#### [TASK TO CARRY OUT]
Compile every line that includes the word "konzorciumok".

[Stored data entries]

(begin)

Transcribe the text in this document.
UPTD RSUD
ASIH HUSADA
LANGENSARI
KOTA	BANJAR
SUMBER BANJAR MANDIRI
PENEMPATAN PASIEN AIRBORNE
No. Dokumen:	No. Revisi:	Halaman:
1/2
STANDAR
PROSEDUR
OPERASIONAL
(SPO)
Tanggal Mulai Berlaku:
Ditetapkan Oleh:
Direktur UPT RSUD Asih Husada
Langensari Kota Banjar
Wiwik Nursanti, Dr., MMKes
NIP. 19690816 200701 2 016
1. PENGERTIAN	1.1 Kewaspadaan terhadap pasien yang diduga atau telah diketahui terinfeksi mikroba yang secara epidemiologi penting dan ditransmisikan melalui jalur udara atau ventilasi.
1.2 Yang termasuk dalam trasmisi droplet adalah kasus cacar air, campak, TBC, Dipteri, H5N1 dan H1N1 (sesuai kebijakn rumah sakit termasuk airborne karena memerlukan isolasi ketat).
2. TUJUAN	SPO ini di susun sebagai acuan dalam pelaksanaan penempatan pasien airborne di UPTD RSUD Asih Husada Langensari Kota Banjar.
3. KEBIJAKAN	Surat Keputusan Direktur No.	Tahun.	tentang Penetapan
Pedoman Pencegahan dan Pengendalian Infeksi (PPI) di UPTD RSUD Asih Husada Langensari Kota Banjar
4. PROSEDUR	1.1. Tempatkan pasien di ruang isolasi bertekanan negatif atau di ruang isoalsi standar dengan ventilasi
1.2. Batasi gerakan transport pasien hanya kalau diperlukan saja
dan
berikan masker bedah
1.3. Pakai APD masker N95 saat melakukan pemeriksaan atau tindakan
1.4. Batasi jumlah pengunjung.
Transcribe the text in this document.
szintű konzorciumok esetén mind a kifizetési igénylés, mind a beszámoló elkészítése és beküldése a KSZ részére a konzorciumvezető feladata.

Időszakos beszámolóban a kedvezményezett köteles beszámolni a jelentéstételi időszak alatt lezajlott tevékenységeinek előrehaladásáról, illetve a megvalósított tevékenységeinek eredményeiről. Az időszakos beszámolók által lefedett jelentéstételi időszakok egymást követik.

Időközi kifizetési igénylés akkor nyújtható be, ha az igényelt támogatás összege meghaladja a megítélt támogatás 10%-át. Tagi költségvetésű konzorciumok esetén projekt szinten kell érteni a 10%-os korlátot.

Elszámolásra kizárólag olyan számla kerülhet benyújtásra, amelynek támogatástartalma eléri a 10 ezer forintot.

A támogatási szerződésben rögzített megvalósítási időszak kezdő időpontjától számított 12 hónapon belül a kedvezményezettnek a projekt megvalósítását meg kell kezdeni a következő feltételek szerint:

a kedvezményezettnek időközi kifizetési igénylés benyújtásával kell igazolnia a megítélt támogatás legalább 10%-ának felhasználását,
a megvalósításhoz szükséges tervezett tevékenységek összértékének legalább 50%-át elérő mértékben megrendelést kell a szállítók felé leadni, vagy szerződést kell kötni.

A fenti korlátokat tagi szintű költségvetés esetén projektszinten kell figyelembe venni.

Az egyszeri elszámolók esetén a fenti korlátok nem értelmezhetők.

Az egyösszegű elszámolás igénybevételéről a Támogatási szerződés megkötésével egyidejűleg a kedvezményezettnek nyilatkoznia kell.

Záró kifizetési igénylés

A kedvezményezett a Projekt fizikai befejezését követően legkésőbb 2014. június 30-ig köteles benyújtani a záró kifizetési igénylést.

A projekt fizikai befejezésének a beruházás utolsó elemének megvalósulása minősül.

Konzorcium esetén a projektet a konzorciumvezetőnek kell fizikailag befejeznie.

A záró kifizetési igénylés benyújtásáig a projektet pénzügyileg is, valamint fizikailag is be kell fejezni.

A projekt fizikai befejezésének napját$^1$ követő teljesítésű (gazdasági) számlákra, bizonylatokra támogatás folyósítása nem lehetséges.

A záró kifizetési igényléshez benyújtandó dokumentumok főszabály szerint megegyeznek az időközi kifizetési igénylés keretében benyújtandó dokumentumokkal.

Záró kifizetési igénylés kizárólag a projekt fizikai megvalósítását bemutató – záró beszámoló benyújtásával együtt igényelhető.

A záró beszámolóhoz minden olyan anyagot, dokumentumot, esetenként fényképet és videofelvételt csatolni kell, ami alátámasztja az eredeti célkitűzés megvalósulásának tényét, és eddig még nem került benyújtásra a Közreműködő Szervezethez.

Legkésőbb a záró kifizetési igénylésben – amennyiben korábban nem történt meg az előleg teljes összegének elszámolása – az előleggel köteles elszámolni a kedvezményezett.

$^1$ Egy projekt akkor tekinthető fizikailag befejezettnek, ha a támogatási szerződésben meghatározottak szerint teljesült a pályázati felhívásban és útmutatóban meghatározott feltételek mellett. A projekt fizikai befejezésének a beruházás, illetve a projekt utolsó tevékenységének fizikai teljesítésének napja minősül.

(end)

#### [RESPONSE FOR THIS EXERCISE]
szintű konzorciumok esetén mind a kifizetési igénylés, mind a beszámoló elkészítése és beküldése a KSZ részére a konzorciumvezető feladata.
Időközi kifizetési igénylés akkor nyújtható be, ha az igényelt támogatás összege meghaladja a megítélt támogatás 10%-át. Tagi költségvetésű konzorciumok esetén projekt szinten kell érteni a 10%-os korlátot.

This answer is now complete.